* start THE INPUT *

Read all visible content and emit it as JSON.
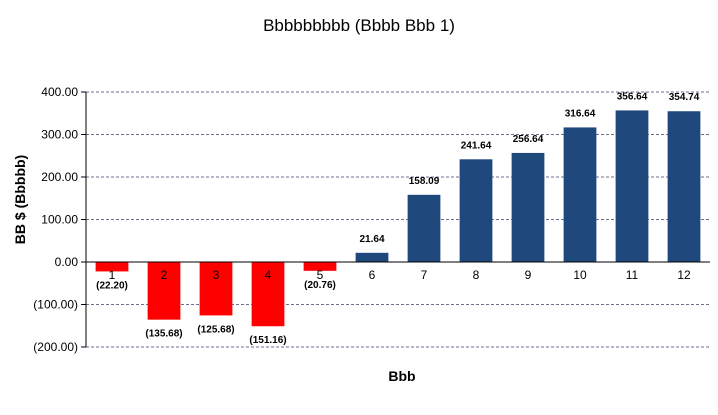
{
  "chart_data": {
    "type": "bar",
    "title": "Bbbbbbbbb (Bbbb Bbb 1)",
    "xlabel": "Bbb",
    "ylabel": "BB $ (Bbbbb)",
    "categories": [
      "1",
      "2",
      "3",
      "4",
      "5",
      "6",
      "7",
      "8",
      "9",
      "10",
      "11",
      "12"
    ],
    "values": [
      -22.2,
      -135.68,
      -125.68,
      -151.16,
      -20.76,
      21.64,
      158.09,
      241.64,
      256.64,
      316.64,
      356.64,
      354.74
    ],
    "data_labels": [
      "(22.20)",
      "(135.68)",
      "(125.68)",
      "(151.16)",
      "(20.76)",
      "21.64",
      "158.09",
      "241.64",
      "256.64",
      "316.64",
      "356.64",
      "354.74"
    ],
    "y_ticks": [
      400,
      300,
      200,
      100,
      0,
      -100,
      -200
    ],
    "y_tick_labels": [
      "400.00",
      "300.00",
      "200.00",
      "100.00",
      "0.00",
      "(100.00)",
      "(200.00)"
    ],
    "ylim": [
      -200,
      400
    ],
    "grid": true,
    "legend": "none",
    "colors": {
      "positive": "#1F497D",
      "negative": "#FF0000",
      "grid": "#6E6E90",
      "axis": "#000000"
    }
  }
}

* end THE INPUT *

Restate the entire listing word for word, excluding pictures.

Read all visible content and emit it as JSON.
{
  "chart_data": {
    "type": "bar",
    "title": "Bbbbbbbbb (Bbbb Bbb 1)",
    "xlabel": "Bbb",
    "ylabel": "BB $ (Bbbbb)",
    "categories": [
      "1",
      "2",
      "3",
      "4",
      "5",
      "6",
      "7",
      "8",
      "9",
      "10",
      "11",
      "12"
    ],
    "values": [
      -22.2,
      -135.68,
      -125.68,
      -151.16,
      -20.76,
      21.64,
      158.09,
      241.64,
      256.64,
      316.64,
      356.64,
      354.74
    ],
    "data_labels": [
      "(22.20)",
      "(135.68)",
      "(125.68)",
      "(151.16)",
      "(20.76)",
      "21.64",
      "158.09",
      "241.64",
      "256.64",
      "316.64",
      "356.64",
      "354.74"
    ],
    "y_ticks": [
      400,
      300,
      200,
      100,
      0,
      -100,
      -200
    ],
    "y_tick_labels": [
      "400.00",
      "300.00",
      "200.00",
      "100.00",
      "0.00",
      "(100.00)",
      "(200.00)"
    ],
    "ylim": [
      -200,
      400
    ],
    "grid": true,
    "legend": "none",
    "colors": {
      "positive": "#1F497D",
      "negative": "#FF0000",
      "grid": "#6E6E90",
      "axis": "#000000"
    }
  }
}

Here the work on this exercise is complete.